_Extracted data entries_.
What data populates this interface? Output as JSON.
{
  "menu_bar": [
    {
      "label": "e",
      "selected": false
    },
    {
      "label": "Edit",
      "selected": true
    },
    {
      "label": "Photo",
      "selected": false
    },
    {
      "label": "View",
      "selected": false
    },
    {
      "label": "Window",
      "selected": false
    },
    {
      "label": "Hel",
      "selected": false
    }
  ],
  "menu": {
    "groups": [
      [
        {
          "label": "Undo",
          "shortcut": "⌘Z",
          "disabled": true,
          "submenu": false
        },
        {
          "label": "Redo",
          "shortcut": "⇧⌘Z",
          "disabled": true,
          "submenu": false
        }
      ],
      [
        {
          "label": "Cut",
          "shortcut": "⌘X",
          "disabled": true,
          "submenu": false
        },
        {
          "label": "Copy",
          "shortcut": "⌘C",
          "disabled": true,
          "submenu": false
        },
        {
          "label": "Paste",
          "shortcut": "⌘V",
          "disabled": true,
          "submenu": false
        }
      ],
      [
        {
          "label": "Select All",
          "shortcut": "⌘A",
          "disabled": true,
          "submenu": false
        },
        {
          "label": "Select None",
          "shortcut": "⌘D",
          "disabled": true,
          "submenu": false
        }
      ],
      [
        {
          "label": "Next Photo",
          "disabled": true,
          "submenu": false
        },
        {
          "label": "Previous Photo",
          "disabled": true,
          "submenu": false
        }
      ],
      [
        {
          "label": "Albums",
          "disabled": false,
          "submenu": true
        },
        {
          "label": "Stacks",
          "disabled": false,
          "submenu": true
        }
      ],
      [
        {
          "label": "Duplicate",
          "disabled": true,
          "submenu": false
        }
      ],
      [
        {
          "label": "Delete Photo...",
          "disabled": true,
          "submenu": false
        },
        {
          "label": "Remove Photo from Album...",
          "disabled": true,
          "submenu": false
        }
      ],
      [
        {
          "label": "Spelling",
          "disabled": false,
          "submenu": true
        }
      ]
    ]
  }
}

_Stated task_.
Print every entry exactly as written.

_Final answer_.
What data populates this interface? Output as JSON.
{
  "menu_bar": [
    {
      "label": "e",
      "selected": false
    },
    {
      "label": "Edit",
      "selected": true
    },
    {
      "label": "Photo",
      "selected": false
    },
    {
      "label": "View",
      "selected": false
    },
    {
      "label": "Window",
      "selected": false
    },
    {
      "label": "Hel",
      "selected": false
    }
  ],
  "menu": {
    "groups": [
      [
        {
          "label": "Undo",
          "shortcut": "⌘Z",
          "disabled": true,
          "submenu": false
        },
        {
          "label": "Redo",
          "shortcut": "⇧⌘Z",
          "disabled": true,
          "submenu": false
        }
      ],
      [
        {
          "label": "Cut",
          "shortcut": "⌘X",
          "disabled": true,
          "submenu": false
        },
        {
          "label": "Copy",
          "shortcut": "⌘C",
          "disabled": true,
          "submenu": false
        },
        {
          "label": "Paste",
          "shortcut": "⌘V",
          "disabled": true,
          "submenu": false
        }
      ],
      [
        {
          "label": "Select All",
          "shortcut": "⌘A",
          "disabled": true,
          "submenu": false
        },
        {
          "label": "Select None",
          "shortcut": "⌘D",
          "disabled": true,
          "submenu": false
        }
      ],
      [
        {
          "label": "Next Photo",
          "disabled": true,
          "submenu": false
        },
        {
          "label": "Previous Photo",
          "disabled": true,
          "submenu": false
        }
      ],
      [
        {
          "label": "Albums",
          "disabled": false,
          "submenu": true
        },
        {
          "label": "Stacks",
          "disabled": false,
          "submenu": true
        }
      ],
      [
        {
          "label": "Duplicate",
          "disabled": true,
          "submenu": false
        }
      ],
      [
        {
          "label": "Delete Photo...",
          "disabled": true,
          "submenu": false
        },
        {
          "label": "Remove Photo from Album...",
          "disabled": true,
          "submenu": false
        }
      ],
      [
        {
          "label": "Spelling",
          "disabled": false,
          "submenu": true
        }
      ]
    ]
  }
}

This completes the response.